→ **Description of the task**
Give the data below again exactly as it stands. Omit the pictures.

→ **Data for this task**
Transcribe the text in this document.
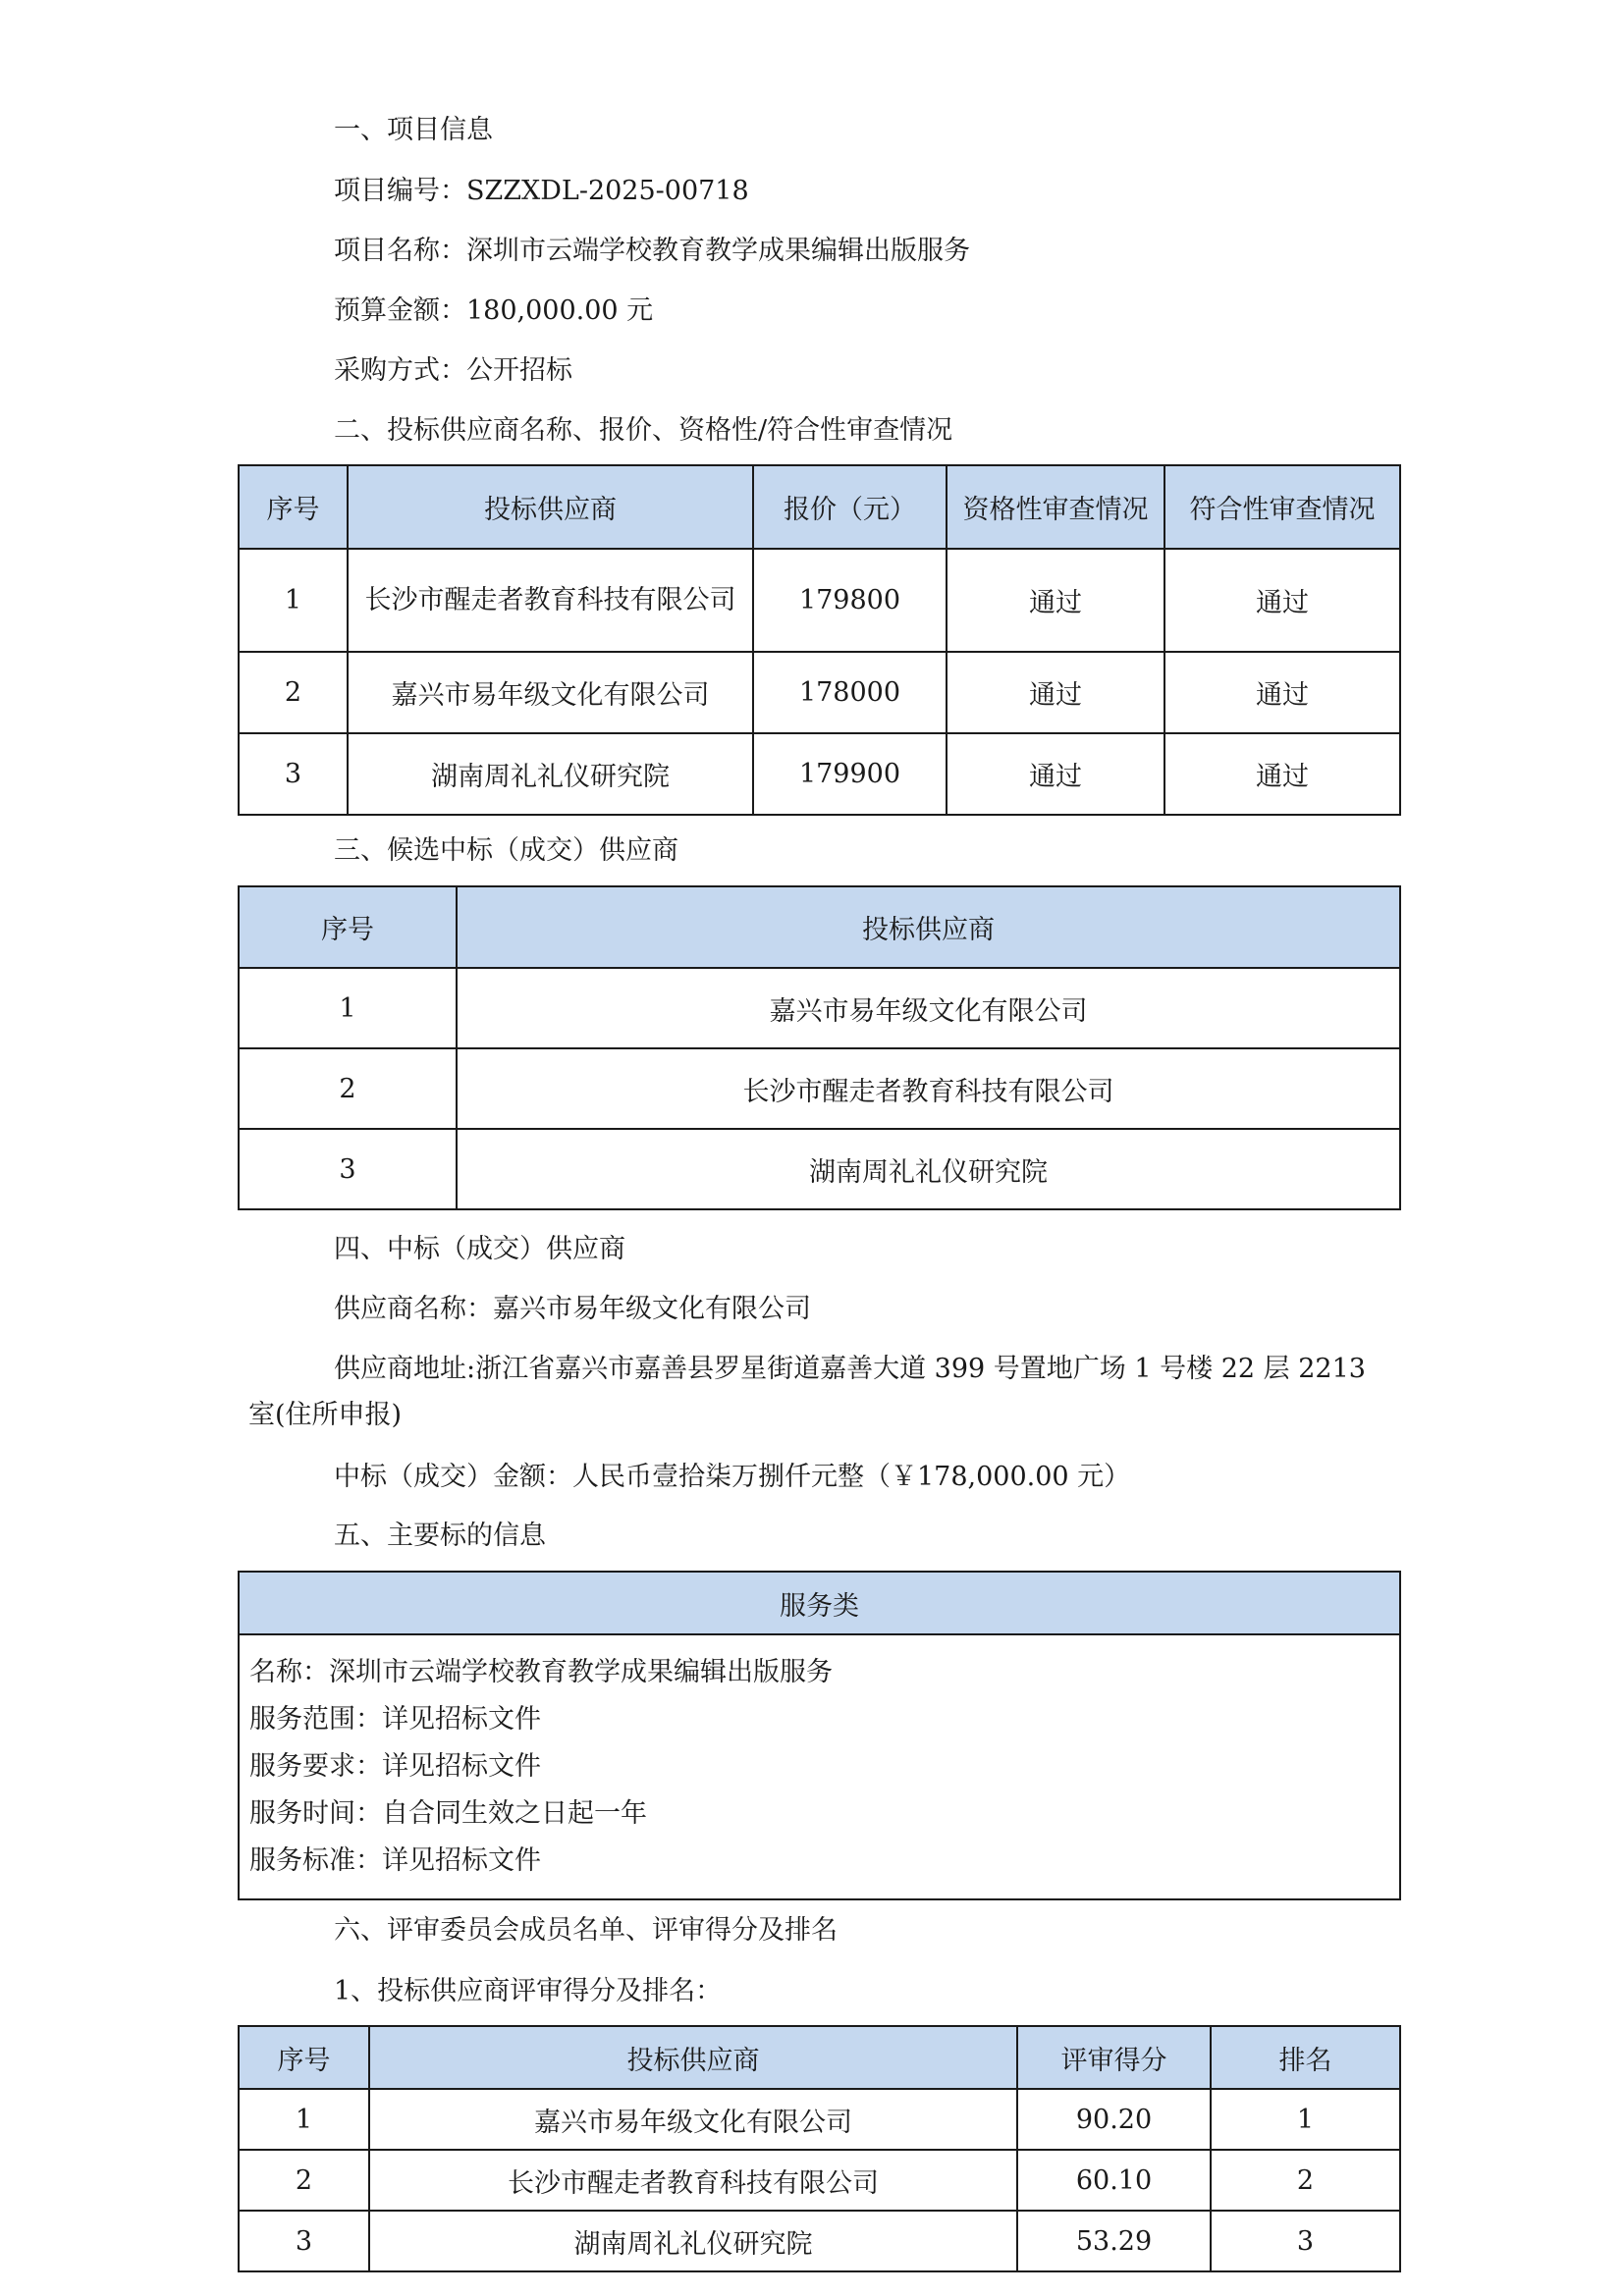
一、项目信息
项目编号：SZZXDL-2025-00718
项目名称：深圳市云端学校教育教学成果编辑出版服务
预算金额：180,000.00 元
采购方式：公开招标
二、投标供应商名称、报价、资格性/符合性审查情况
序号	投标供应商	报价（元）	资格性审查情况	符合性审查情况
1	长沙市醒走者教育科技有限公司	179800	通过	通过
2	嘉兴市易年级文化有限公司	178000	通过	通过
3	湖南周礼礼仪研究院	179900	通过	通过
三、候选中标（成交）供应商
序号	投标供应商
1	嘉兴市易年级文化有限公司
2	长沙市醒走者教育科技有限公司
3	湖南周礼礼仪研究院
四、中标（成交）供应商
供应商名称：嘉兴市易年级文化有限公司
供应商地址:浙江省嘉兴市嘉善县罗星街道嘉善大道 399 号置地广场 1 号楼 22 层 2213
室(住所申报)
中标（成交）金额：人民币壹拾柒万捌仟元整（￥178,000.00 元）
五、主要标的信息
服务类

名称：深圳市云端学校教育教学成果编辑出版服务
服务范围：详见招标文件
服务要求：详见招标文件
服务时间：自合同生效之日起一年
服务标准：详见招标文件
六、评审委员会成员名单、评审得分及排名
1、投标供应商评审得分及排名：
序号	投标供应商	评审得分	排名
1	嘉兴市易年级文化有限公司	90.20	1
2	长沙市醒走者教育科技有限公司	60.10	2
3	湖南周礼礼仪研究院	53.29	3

→ **The result**
Transcribe the text in this document.
一、项目信息
项目编号：SZZXDL-2025-00718
项目名称：深圳市云端学校教育教学成果编辑出版服务
预算金额：180,000.00 元
采购方式：公开招标
二、投标供应商名称、报价、资格性/符合性审查情况
序号	投标供应商	报价（元）	资格性审查情况	符合性审查情况
1	长沙市醒走者教育科技有限公司	179800	通过	通过
2	嘉兴市易年级文化有限公司	178000	通过	通过
3	湖南周礼礼仪研究院	179900	通过	通过
三、候选中标（成交）供应商
序号	投标供应商
1	嘉兴市易年级文化有限公司
2	长沙市醒走者教育科技有限公司
3	湖南周礼礼仪研究院
四、中标（成交）供应商
供应商名称：嘉兴市易年级文化有限公司
供应商地址:浙江省嘉兴市嘉善县罗星街道嘉善大道 399 号置地广场 1 号楼 22 层 2213
室(住所申报)
中标（成交）金额：人民币壹拾柒万捌仟元整（￥178,000.00 元）
五、主要标的信息
服务类

名称：深圳市云端学校教育教学成果编辑出版服务
服务范围：详见招标文件
服务要求：详见招标文件
服务时间：自合同生效之日起一年
服务标准：详见招标文件
六、评审委员会成员名单、评审得分及排名
1、投标供应商评审得分及排名：
序号	投标供应商	评审得分	排名
1	嘉兴市易年级文化有限公司	90.20	1
2	长沙市醒走者教育科技有限公司	60.10	2
3	湖南周礼礼仪研究院	53.29	3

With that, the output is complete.